▸ Available data

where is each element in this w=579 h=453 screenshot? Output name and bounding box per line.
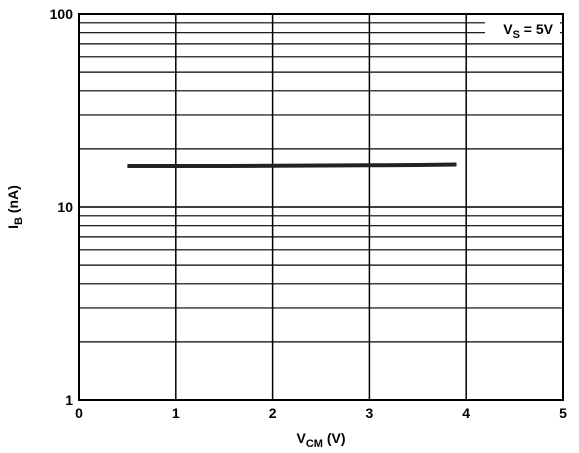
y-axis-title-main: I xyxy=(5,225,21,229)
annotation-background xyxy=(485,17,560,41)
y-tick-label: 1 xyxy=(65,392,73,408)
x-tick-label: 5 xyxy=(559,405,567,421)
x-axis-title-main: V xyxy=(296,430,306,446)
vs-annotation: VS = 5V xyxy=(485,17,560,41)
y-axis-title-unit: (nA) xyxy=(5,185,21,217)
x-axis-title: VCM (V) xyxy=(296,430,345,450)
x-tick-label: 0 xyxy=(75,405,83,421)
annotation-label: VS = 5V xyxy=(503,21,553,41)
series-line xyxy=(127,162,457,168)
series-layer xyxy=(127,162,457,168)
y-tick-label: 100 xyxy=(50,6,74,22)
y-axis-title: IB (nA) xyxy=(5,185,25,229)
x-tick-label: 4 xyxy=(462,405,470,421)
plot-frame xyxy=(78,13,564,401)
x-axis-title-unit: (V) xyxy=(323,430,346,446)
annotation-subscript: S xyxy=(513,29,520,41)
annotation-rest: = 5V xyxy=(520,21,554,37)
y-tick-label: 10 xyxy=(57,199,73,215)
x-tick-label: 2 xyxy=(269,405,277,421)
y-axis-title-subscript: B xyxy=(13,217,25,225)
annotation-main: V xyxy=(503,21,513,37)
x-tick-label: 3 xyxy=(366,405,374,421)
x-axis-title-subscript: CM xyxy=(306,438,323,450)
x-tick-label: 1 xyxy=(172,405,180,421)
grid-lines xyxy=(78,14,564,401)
--
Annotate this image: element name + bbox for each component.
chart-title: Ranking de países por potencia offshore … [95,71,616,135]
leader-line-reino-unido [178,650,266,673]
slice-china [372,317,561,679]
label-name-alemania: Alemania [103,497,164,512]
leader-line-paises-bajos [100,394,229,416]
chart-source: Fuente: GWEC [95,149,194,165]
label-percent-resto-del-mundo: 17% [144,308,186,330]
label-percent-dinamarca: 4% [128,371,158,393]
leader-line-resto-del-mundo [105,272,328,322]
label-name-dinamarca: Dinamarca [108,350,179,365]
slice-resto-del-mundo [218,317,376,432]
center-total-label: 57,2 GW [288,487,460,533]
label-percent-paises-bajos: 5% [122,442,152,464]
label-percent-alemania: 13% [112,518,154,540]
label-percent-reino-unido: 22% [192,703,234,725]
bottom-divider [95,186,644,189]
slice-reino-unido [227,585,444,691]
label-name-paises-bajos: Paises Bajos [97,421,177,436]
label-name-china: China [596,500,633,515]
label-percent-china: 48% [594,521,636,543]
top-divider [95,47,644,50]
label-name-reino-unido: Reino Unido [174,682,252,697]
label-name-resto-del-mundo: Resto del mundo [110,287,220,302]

▸ Exercise aim
Please locate every line above that contains the string "resto", and copy each of those lines in full.

▸ Result
label-percent-resto-del-mundo: 17% [144,308,186,330]
leader-line-resto-del-mundo [105,272,328,322]
slice-resto-del-mundo [218,317,376,432]
label-name-resto-del-mundo: Resto del mundo [110,287,220,302]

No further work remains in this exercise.